### Directive
Check each line of the records below and collect those that include the word "xlabel".

### Extracted records
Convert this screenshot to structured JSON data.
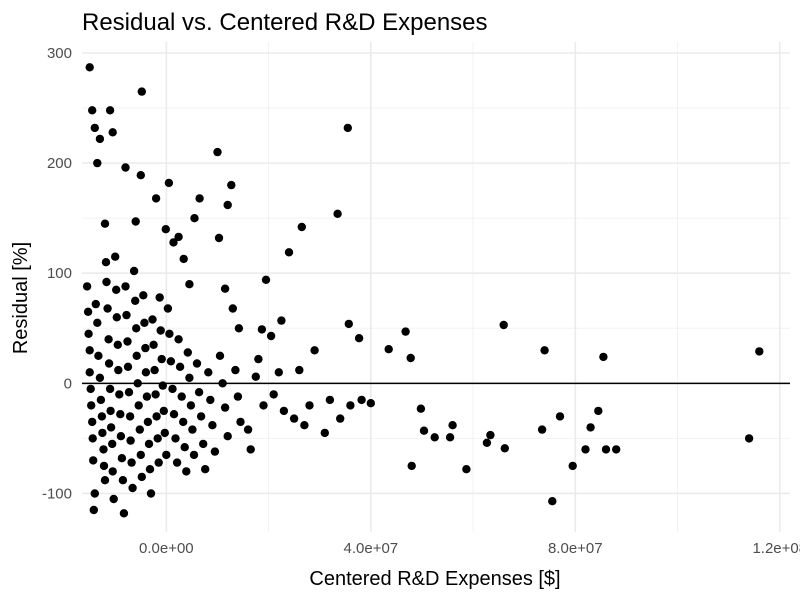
{
  "chart_data": {
    "type": "scatter",
    "title": "Residual vs. Centered R&D Expenses",
    "xlabel": "Centered R&D Expenses [$]",
    "ylabel": "Residual [%]",
    "xlim": [
      -16500000,
      122000000
    ],
    "ylim": [
      -135,
      310
    ],
    "x_ticks": [
      0,
      40000000,
      80000000,
      120000000
    ],
    "x_tick_labels": [
      "0.0e+00",
      "4.0e+07",
      "8.0e+07",
      "1.2e+08"
    ],
    "y_ticks": [
      -100,
      0,
      100,
      200,
      300
    ],
    "y_tick_labels": [
      "-100",
      "0",
      "100",
      "200",
      "300"
    ],
    "reference_line_y": 0,
    "grid": true,
    "point_color": "#000000",
    "points": [
      [
        -15000000,
        287
      ],
      [
        -14500000,
        248
      ],
      [
        -14000000,
        232
      ],
      [
        -13500000,
        200
      ],
      [
        -13000000,
        222
      ],
      [
        -12000000,
        145
      ],
      [
        -11000000,
        248
      ],
      [
        -10500000,
        228
      ],
      [
        -8000000,
        196
      ],
      [
        -6000000,
        147
      ],
      [
        -5000000,
        189
      ],
      [
        -4800000,
        265
      ],
      [
        -2000000,
        168
      ],
      [
        -100000,
        140
      ],
      [
        500000,
        182
      ],
      [
        1400000,
        128
      ],
      [
        2400000,
        133
      ],
      [
        3400000,
        113
      ],
      [
        4500000,
        90
      ],
      [
        5500000,
        150
      ],
      [
        6500000,
        168
      ],
      [
        10000000,
        210
      ],
      [
        10300000,
        132
      ],
      [
        11500000,
        86
      ],
      [
        12000000,
        162
      ],
      [
        12700000,
        180
      ],
      [
        13000000,
        68
      ],
      [
        14200000,
        50
      ],
      [
        17500000,
        6
      ],
      [
        18700000,
        49
      ],
      [
        19500000,
        94
      ],
      [
        20500000,
        43
      ],
      [
        22500000,
        57
      ],
      [
        24000000,
        119
      ],
      [
        26500000,
        142
      ],
      [
        29000000,
        30
      ],
      [
        33500000,
        154
      ],
      [
        35500000,
        232
      ],
      [
        35700000,
        54
      ],
      [
        37700000,
        41
      ],
      [
        38200000,
        -15
      ],
      [
        43500000,
        31
      ],
      [
        46800000,
        47
      ],
      [
        47800000,
        23
      ],
      [
        48000000,
        -75
      ],
      [
        49800000,
        -23
      ],
      [
        50400000,
        -43
      ],
      [
        52500000,
        -49
      ],
      [
        55500000,
        -49
      ],
      [
        56000000,
        -38
      ],
      [
        58700000,
        -78
      ],
      [
        62700000,
        -54
      ],
      [
        63400000,
        -47
      ],
      [
        66000000,
        53
      ],
      [
        66200000,
        -59
      ],
      [
        73500000,
        -42
      ],
      [
        74000000,
        30
      ],
      [
        75500000,
        -107
      ],
      [
        77000000,
        -30
      ],
      [
        79500000,
        -75
      ],
      [
        82000000,
        -60
      ],
      [
        83000000,
        -40
      ],
      [
        84500000,
        -25
      ],
      [
        85500000,
        24
      ],
      [
        86000000,
        -60
      ],
      [
        88000000,
        -60
      ],
      [
        114000000,
        -50
      ],
      [
        116000000,
        29
      ],
      [
        -15500000,
        88
      ],
      [
        -15300000,
        65
      ],
      [
        -15200000,
        45
      ],
      [
        -15000000,
        30
      ],
      [
        -15000000,
        10
      ],
      [
        -14800000,
        -5
      ],
      [
        -14700000,
        -20
      ],
      [
        -14500000,
        -35
      ],
      [
        -14400000,
        -50
      ],
      [
        -14300000,
        -70
      ],
      [
        -14200000,
        -115
      ],
      [
        -14000000,
        -100
      ],
      [
        -13800000,
        72
      ],
      [
        -13500000,
        55
      ],
      [
        -13300000,
        25
      ],
      [
        -13000000,
        5
      ],
      [
        -12800000,
        -15
      ],
      [
        -12600000,
        -30
      ],
      [
        -12500000,
        -45
      ],
      [
        -12300000,
        -60
      ],
      [
        -12200000,
        -75
      ],
      [
        -12000000,
        -88
      ],
      [
        -11800000,
        110
      ],
      [
        -11700000,
        92
      ],
      [
        -11500000,
        68
      ],
      [
        -11300000,
        40
      ],
      [
        -11200000,
        18
      ],
      [
        -11000000,
        -5
      ],
      [
        -10900000,
        -25
      ],
      [
        -10800000,
        -40
      ],
      [
        -10600000,
        -55
      ],
      [
        -10500000,
        -80
      ],
      [
        -10300000,
        -105
      ],
      [
        -10000000,
        115
      ],
      [
        -9800000,
        85
      ],
      [
        -9700000,
        60
      ],
      [
        -9500000,
        35
      ],
      [
        -9400000,
        12
      ],
      [
        -9200000,
        -10
      ],
      [
        -9000000,
        -28
      ],
      [
        -8900000,
        -48
      ],
      [
        -8700000,
        -68
      ],
      [
        -8500000,
        -88
      ],
      [
        -8300000,
        -118
      ],
      [
        -8000000,
        88
      ],
      [
        -7800000,
        62
      ],
      [
        -7600000,
        38
      ],
      [
        -7500000,
        15
      ],
      [
        -7300000,
        -8
      ],
      [
        -7100000,
        -30
      ],
      [
        -7000000,
        -52
      ],
      [
        -6800000,
        -72
      ],
      [
        -6600000,
        -95
      ],
      [
        -6300000,
        102
      ],
      [
        -6100000,
        75
      ],
      [
        -5900000,
        50
      ],
      [
        -5800000,
        25
      ],
      [
        -5600000,
        0
      ],
      [
        -5400000,
        -20
      ],
      [
        -5200000,
        -42
      ],
      [
        -5000000,
        -65
      ],
      [
        -4800000,
        -85
      ],
      [
        -4500000,
        80
      ],
      [
        -4300000,
        55
      ],
      [
        -4100000,
        32
      ],
      [
        -4000000,
        10
      ],
      [
        -3800000,
        -12
      ],
      [
        -3600000,
        -35
      ],
      [
        -3400000,
        -55
      ],
      [
        -3200000,
        -78
      ],
      [
        -3000000,
        -100
      ],
      [
        -2700000,
        58
      ],
      [
        -2500000,
        35
      ],
      [
        -2300000,
        12
      ],
      [
        -2100000,
        -10
      ],
      [
        -1900000,
        -30
      ],
      [
        -1700000,
        -50
      ],
      [
        -1500000,
        -72
      ],
      [
        -1300000,
        78
      ],
      [
        -1100000,
        48
      ],
      [
        -900000,
        22
      ],
      [
        -700000,
        -2
      ],
      [
        -500000,
        -25
      ],
      [
        -300000,
        -45
      ],
      [
        0,
        -65
      ],
      [
        300000,
        68
      ],
      [
        600000,
        45
      ],
      [
        900000,
        20
      ],
      [
        1200000,
        -5
      ],
      [
        1500000,
        -28
      ],
      [
        1800000,
        -50
      ],
      [
        2100000,
        -72
      ],
      [
        2400000,
        40
      ],
      [
        2700000,
        15
      ],
      [
        3000000,
        -12
      ],
      [
        3300000,
        -35
      ],
      [
        3600000,
        -58
      ],
      [
        3900000,
        -80
      ],
      [
        4200000,
        28
      ],
      [
        4500000,
        5
      ],
      [
        4800000,
        -20
      ],
      [
        5100000,
        -42
      ],
      [
        5400000,
        -65
      ],
      [
        6000000,
        18
      ],
      [
        6400000,
        -8
      ],
      [
        6800000,
        -30
      ],
      [
        7200000,
        -55
      ],
      [
        7600000,
        -78
      ],
      [
        8200000,
        10
      ],
      [
        8600000,
        -15
      ],
      [
        9000000,
        -38
      ],
      [
        9500000,
        -62
      ],
      [
        10500000,
        25
      ],
      [
        11000000,
        0
      ],
      [
        11500000,
        -22
      ],
      [
        12000000,
        -48
      ],
      [
        13500000,
        12
      ],
      [
        14000000,
        -12
      ],
      [
        14500000,
        -35
      ],
      [
        16000000,
        -42
      ],
      [
        16500000,
        -60
      ],
      [
        18000000,
        22
      ],
      [
        19000000,
        -20
      ],
      [
        21000000,
        -10
      ],
      [
        22000000,
        10
      ],
      [
        23000000,
        -25
      ],
      [
        25000000,
        -32
      ],
      [
        26000000,
        12
      ],
      [
        27000000,
        -38
      ],
      [
        28000000,
        -20
      ],
      [
        31000000,
        -45
      ],
      [
        32000000,
        -15
      ],
      [
        34000000,
        -32
      ],
      [
        36000000,
        -20
      ],
      [
        40000000,
        -18
      ]
    ]
  }
}
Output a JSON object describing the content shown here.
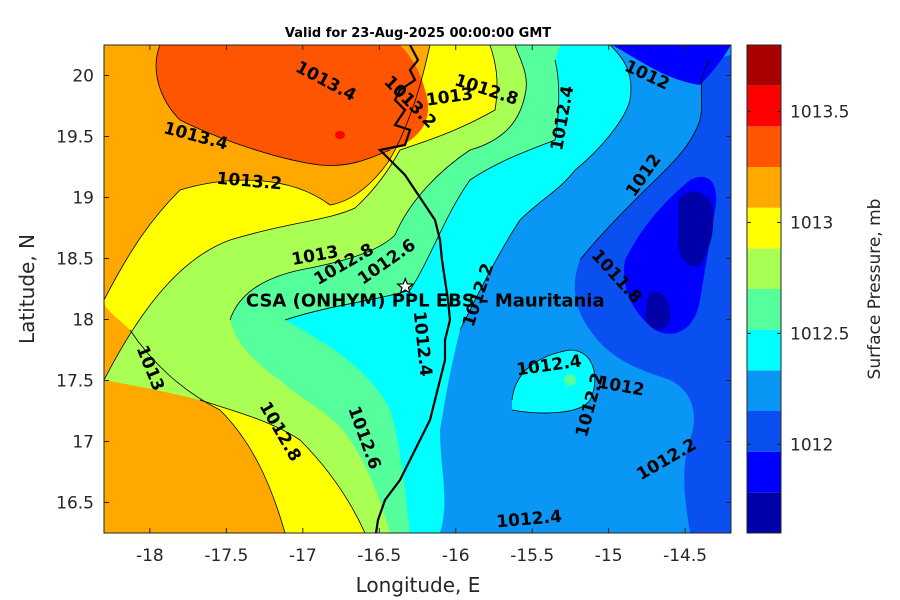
{
  "chart_data": {
    "type": "contour",
    "title": "Valid for 23-Aug-2025 00:00:00 GMT",
    "xlabel": "Longitude, E",
    "ylabel": "Latitude, N",
    "xlim": [
      -18.3,
      -14.2
    ],
    "ylim": [
      16.25,
      20.25
    ],
    "xticks": [
      -18,
      -17.5,
      -17,
      -16.5,
      -16,
      -15.5,
      -15,
      -14.5
    ],
    "xtick_labels": [
      "-18",
      "-17.5",
      "-17",
      "-16.5",
      "-16",
      "-15.5",
      "-15",
      "-14.5"
    ],
    "yticks": [
      16.5,
      17,
      17.5,
      18,
      18.5,
      19,
      19.5,
      20
    ],
    "ytick_labels": [
      "16.5",
      "17",
      "17.5",
      "18",
      "18.5",
      "19",
      "19.5",
      "20"
    ],
    "colorbar": {
      "label": "Surface Pressure, mb",
      "levels": [
        1011.6,
        1011.7,
        1011.8,
        1011.9,
        1012.0,
        1012.1,
        1012.2,
        1012.3,
        1012.4,
        1012.5,
        1012.6,
        1012.7,
        1012.8,
        1012.9,
        1013.0,
        1013.1,
        1013.2,
        1013.3,
        1013.4,
        1013.5,
        1013.6,
        1013.7,
        1013.8
      ],
      "colors": [
        "#0000a8",
        "#0000ff",
        "#0a50f0",
        "#0a96f5",
        "#00ffff",
        "#55ff9c",
        "#aaff55",
        "#ffff00",
        "#ffa900",
        "#ff5400",
        "#ff0000",
        "#a80000"
      ],
      "ticks": [
        1012,
        1012.5,
        1013,
        1013.5
      ],
      "tick_labels": [
        "1012",
        "1012.5",
        "1013",
        "1013.5"
      ]
    },
    "site": {
      "name": "CSA (ONHYM) PPL EBS - Mauritania",
      "lon": -16.33,
      "lat": 18.27
    },
    "contour_labels": [
      {
        "text": "1013.4",
        "lon": -16.85,
        "lat": 19.95,
        "rot": 28
      },
      {
        "text": "1013.2",
        "lon": -16.3,
        "lat": 19.78,
        "rot": 45
      },
      {
        "text": "1013",
        "lon": -16.04,
        "lat": 19.82,
        "rot": -8
      },
      {
        "text": "1012.8",
        "lon": -15.8,
        "lat": 19.88,
        "rot": 18
      },
      {
        "text": "1012.4",
        "lon": -15.3,
        "lat": 19.65,
        "rot": -80
      },
      {
        "text": "1012",
        "lon": -14.75,
        "lat": 20.0,
        "rot": 25
      },
      {
        "text": "1013.4",
        "lon": -17.7,
        "lat": 19.5,
        "rot": 15
      },
      {
        "text": "1013.2",
        "lon": -17.35,
        "lat": 19.13,
        "rot": 5
      },
      {
        "text": "1012",
        "lon": -14.77,
        "lat": 19.18,
        "rot": -55
      },
      {
        "text": "1013",
        "lon": -16.92,
        "lat": 18.52,
        "rot": -10
      },
      {
        "text": "1012.8",
        "lon": -16.73,
        "lat": 18.45,
        "rot": -30
      },
      {
        "text": "1012.6",
        "lon": -16.45,
        "lat": 18.47,
        "rot": -35
      },
      {
        "text": "1012.2",
        "lon": -15.85,
        "lat": 18.2,
        "rot": -72
      },
      {
        "text": "1011.8",
        "lon": -14.95,
        "lat": 18.35,
        "rot": 48
      },
      {
        "text": "1012.4",
        "lon": -16.22,
        "lat": 17.8,
        "rot": 84
      },
      {
        "text": "1013",
        "lon": -18.0,
        "lat": 17.6,
        "rot": 68
      },
      {
        "text": "1012.4",
        "lon": -15.39,
        "lat": 17.62,
        "rot": -8
      },
      {
        "text": "1012.2",
        "lon": -15.12,
        "lat": 17.3,
        "rot": -75
      },
      {
        "text": "1012",
        "lon": -14.92,
        "lat": 17.45,
        "rot": 10
      },
      {
        "text": "1012.8",
        "lon": -17.15,
        "lat": 17.08,
        "rot": 60
      },
      {
        "text": "1012.6",
        "lon": -16.6,
        "lat": 17.03,
        "rot": 70
      },
      {
        "text": "1012.2",
        "lon": -14.62,
        "lat": 16.85,
        "rot": -30
      },
      {
        "text": "1012.4",
        "lon": -15.52,
        "lat": 16.36,
        "rot": -5
      }
    ]
  }
}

### Output of the exercise
    "xlabel": "Centered R&D Expenses [$]",
    "xlabel": "Longitude, E",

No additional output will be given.